What to produce:
In full and without alteration, repeat the material.

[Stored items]

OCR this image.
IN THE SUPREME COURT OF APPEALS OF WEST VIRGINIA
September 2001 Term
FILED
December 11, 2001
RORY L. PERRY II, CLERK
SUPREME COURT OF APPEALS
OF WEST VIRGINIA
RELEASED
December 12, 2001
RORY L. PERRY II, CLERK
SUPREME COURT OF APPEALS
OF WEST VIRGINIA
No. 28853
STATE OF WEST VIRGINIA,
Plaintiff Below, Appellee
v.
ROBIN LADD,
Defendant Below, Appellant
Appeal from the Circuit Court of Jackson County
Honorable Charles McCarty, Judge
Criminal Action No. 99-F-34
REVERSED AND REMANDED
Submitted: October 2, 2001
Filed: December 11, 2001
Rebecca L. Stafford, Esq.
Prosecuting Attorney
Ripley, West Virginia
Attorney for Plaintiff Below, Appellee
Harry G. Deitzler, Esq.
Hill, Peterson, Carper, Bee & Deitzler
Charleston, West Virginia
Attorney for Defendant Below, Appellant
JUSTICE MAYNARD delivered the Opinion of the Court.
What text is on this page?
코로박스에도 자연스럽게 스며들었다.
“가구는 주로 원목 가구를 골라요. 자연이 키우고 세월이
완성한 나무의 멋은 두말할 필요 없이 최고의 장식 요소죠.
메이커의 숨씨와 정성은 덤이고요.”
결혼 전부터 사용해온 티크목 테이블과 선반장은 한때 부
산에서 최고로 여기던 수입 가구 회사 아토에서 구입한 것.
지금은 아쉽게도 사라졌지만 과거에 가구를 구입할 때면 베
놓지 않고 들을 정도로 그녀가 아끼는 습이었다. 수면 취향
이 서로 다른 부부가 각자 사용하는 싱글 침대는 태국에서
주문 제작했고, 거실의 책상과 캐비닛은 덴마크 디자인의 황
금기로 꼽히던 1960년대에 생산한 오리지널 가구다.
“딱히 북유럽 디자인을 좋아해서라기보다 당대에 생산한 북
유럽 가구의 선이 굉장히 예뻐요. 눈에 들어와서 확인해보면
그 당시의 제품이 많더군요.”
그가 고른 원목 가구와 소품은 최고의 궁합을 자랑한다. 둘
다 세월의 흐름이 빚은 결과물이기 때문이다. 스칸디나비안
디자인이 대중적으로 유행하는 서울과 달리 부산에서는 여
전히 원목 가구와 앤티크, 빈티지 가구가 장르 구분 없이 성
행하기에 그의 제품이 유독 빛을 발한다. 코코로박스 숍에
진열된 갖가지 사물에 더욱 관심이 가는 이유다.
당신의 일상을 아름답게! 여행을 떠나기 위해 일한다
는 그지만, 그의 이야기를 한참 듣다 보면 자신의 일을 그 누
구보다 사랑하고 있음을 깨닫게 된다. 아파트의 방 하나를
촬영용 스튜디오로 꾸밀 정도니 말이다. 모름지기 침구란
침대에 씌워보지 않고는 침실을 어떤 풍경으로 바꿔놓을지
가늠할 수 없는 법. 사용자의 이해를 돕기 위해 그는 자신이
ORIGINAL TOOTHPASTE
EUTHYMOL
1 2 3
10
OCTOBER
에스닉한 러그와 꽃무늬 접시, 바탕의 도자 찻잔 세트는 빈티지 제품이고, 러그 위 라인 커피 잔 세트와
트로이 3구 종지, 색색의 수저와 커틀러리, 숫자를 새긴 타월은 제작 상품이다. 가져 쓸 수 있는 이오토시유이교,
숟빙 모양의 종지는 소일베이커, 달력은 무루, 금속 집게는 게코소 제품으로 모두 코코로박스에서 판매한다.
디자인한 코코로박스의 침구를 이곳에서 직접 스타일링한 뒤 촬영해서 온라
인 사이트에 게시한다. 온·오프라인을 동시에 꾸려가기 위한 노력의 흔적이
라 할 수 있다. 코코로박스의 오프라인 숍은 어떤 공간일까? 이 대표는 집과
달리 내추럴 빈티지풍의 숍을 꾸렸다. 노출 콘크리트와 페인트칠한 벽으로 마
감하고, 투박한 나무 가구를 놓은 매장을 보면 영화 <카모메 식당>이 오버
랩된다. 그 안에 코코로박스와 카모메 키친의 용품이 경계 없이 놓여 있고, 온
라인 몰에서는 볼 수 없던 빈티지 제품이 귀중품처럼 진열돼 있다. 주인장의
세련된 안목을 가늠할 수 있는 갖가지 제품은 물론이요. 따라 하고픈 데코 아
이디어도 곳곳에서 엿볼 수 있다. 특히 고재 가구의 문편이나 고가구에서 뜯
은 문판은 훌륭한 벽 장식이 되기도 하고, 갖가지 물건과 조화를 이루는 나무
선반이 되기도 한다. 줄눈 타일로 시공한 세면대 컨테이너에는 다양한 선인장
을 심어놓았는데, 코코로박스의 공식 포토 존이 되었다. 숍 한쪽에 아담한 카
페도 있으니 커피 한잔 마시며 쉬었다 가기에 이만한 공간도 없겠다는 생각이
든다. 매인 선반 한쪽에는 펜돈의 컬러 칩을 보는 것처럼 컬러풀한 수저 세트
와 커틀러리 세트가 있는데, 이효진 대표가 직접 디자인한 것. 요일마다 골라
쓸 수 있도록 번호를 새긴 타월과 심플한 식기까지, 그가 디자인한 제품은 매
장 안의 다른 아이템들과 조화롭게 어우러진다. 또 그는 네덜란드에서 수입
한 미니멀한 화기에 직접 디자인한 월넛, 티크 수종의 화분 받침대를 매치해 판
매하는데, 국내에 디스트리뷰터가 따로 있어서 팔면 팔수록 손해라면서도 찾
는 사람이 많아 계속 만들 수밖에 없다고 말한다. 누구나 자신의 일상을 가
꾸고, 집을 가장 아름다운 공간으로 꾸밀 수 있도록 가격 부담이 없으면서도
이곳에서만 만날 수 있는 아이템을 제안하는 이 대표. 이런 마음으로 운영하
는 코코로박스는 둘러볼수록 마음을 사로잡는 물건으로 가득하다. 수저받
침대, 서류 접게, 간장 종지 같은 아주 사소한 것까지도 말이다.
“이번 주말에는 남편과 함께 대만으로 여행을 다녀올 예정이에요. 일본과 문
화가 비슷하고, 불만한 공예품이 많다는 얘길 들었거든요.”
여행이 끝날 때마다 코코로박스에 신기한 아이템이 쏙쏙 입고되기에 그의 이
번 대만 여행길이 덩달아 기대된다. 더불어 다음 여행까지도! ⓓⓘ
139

The completed task:
OCR this image.
IN THE SUPREME COURT OF APPEALS OF WEST VIRGINIA
September 2001 Term
FILED
December 11, 2001
RORY L. PERRY II, CLERK
SUPREME COURT OF APPEALS
OF WEST VIRGINIA
RELEASED
December 12, 2001
RORY L. PERRY II, CLERK
SUPREME COURT OF APPEALS
OF WEST VIRGINIA
No. 28853
STATE OF WEST VIRGINIA,
Plaintiff Below, Appellee
v.
ROBIN LADD,
Defendant Below, Appellant
Appeal from the Circuit Court of Jackson County
Honorable Charles McCarty, Judge
Criminal Action No. 99-F-34
REVERSED AND REMANDED
Submitted: October 2, 2001
Filed: December 11, 2001
Rebecca L. Stafford, Esq.
Prosecuting Attorney
Ripley, West Virginia
Attorney for Plaintiff Below, Appellee
Harry G. Deitzler, Esq.
Hill, Peterson, Carper, Bee & Deitzler
Charleston, West Virginia
Attorney for Defendant Below, Appellant
JUSTICE MAYNARD delivered the Opinion of the Court.
What text is on this page?
코로박스에도 자연스럽게 스며들었다.
“가구는 주로 원목 가구를 골라요. 자연이 키우고 세월이
완성한 나무의 멋은 두말할 필요 없이 최고의 장식 요소죠.
메이커의 숨씨와 정성은 덤이고요.”
결혼 전부터 사용해온 티크목 테이블과 선반장은 한때 부
산에서 최고로 여기던 수입 가구 회사 아토에서 구입한 것.
지금은 아쉽게도 사라졌지만 과거에 가구를 구입할 때면 베
놓지 않고 들을 정도로 그녀가 아끼는 습이었다. 수면 취향
이 서로 다른 부부가 각자 사용하는 싱글 침대는 태국에서
주문 제작했고, 거실의 책상과 캐비닛은 덴마크 디자인의 황
금기로 꼽히던 1960년대에 생산한 오리지널 가구다.
“딱히 북유럽 디자인을 좋아해서라기보다 당대에 생산한 북
유럽 가구의 선이 굉장히 예뻐요. 눈에 들어와서 확인해보면
그 당시의 제품이 많더군요.”
그가 고른 원목 가구와 소품은 최고의 궁합을 자랑한다. 둘
다 세월의 흐름이 빚은 결과물이기 때문이다. 스칸디나비안
디자인이 대중적으로 유행하는 서울과 달리 부산에서는 여
전히 원목 가구와 앤티크, 빈티지 가구가 장르 구분 없이 성
행하기에 그의 제품이 유독 빛을 발한다. 코코로박스 숍에
진열된 갖가지 사물에 더욱 관심이 가는 이유다.
당신의 일상을 아름답게! 여행을 떠나기 위해 일한다
는 그지만, 그의 이야기를 한참 듣다 보면 자신의 일을 그 누
구보다 사랑하고 있음을 깨닫게 된다. 아파트의 방 하나를
촬영용 스튜디오로 꾸밀 정도니 말이다. 모름지기 침구란
침대에 씌워보지 않고는 침실을 어떤 풍경으로 바꿔놓을지
가늠할 수 없는 법. 사용자의 이해를 돕기 위해 그는 자신이
ORIGINAL TOOTHPASTE
EUTHYMOL
1 2 3
10
OCTOBER
에스닉한 러그와 꽃무늬 접시, 바탕의 도자 찻잔 세트는 빈티지 제품이고, 러그 위 라인 커피 잔 세트와
트로이 3구 종지, 색색의 수저와 커틀러리, 숫자를 새긴 타월은 제작 상품이다. 가져 쓸 수 있는 이오토시유이교,
숟빙 모양의 종지는 소일베이커, 달력은 무루, 금속 집게는 게코소 제품으로 모두 코코로박스에서 판매한다.
디자인한 코코로박스의 침구를 이곳에서 직접 스타일링한 뒤 촬영해서 온라
인 사이트에 게시한다. 온·오프라인을 동시에 꾸려가기 위한 노력의 흔적이
라 할 수 있다. 코코로박스의 오프라인 숍은 어떤 공간일까? 이 대표는 집과
달리 내추럴 빈티지풍의 숍을 꾸렸다. 노출 콘크리트와 페인트칠한 벽으로 마
감하고, 투박한 나무 가구를 놓은 매장을 보면 영화 <카모메 식당>이 오버
랩된다. 그 안에 코코로박스와 카모메 키친의 용품이 경계 없이 놓여 있고, 온
라인 몰에서는 볼 수 없던 빈티지 제품이 귀중품처럼 진열돼 있다. 주인장의
세련된 안목을 가늠할 수 있는 갖가지 제품은 물론이요. 따라 하고픈 데코 아
이디어도 곳곳에서 엿볼 수 있다. 특히 고재 가구의 문편이나 고가구에서 뜯
은 문판은 훌륭한 벽 장식이 되기도 하고, 갖가지 물건과 조화를 이루는 나무
선반이 되기도 한다. 줄눈 타일로 시공한 세면대 컨테이너에는 다양한 선인장
을 심어놓았는데, 코코로박스의 공식 포토 존이 되었다. 숍 한쪽에 아담한 카
페도 있으니 커피 한잔 마시며 쉬었다 가기에 이만한 공간도 없겠다는 생각이
든다. 매인 선반 한쪽에는 펜돈의 컬러 칩을 보는 것처럼 컬러풀한 수저 세트
와 커틀러리 세트가 있는데, 이효진 대표가 직접 디자인한 것. 요일마다 골라
쓸 수 있도록 번호를 새긴 타월과 심플한 식기까지, 그가 디자인한 제품은 매
장 안의 다른 아이템들과 조화롭게 어우러진다. 또 그는 네덜란드에서 수입
한 미니멀한 화기에 직접 디자인한 월넛, 티크 수종의 화분 받침대를 매치해 판
매하는데, 국내에 디스트리뷰터가 따로 있어서 팔면 팔수록 손해라면서도 찾
는 사람이 많아 계속 만들 수밖에 없다고 말한다. 누구나 자신의 일상을 가
꾸고, 집을 가장 아름다운 공간으로 꾸밀 수 있도록 가격 부담이 없으면서도
이곳에서만 만날 수 있는 아이템을 제안하는 이 대표. 이런 마음으로 운영하
는 코코로박스는 둘러볼수록 마음을 사로잡는 물건으로 가득하다. 수저받
침대, 서류 접게, 간장 종지 같은 아주 사소한 것까지도 말이다.
“이번 주말에는 남편과 함께 대만으로 여행을 다녀올 예정이에요. 일본과 문
화가 비슷하고, 불만한 공예품이 많다는 얘길 들었거든요.”
여행이 끝날 때마다 코코로박스에 신기한 아이템이 쏙쏙 입고되기에 그의 이
번 대만 여행길이 덩달아 기대된다. 더불어 다음 여행까지도! ⓓⓘ
139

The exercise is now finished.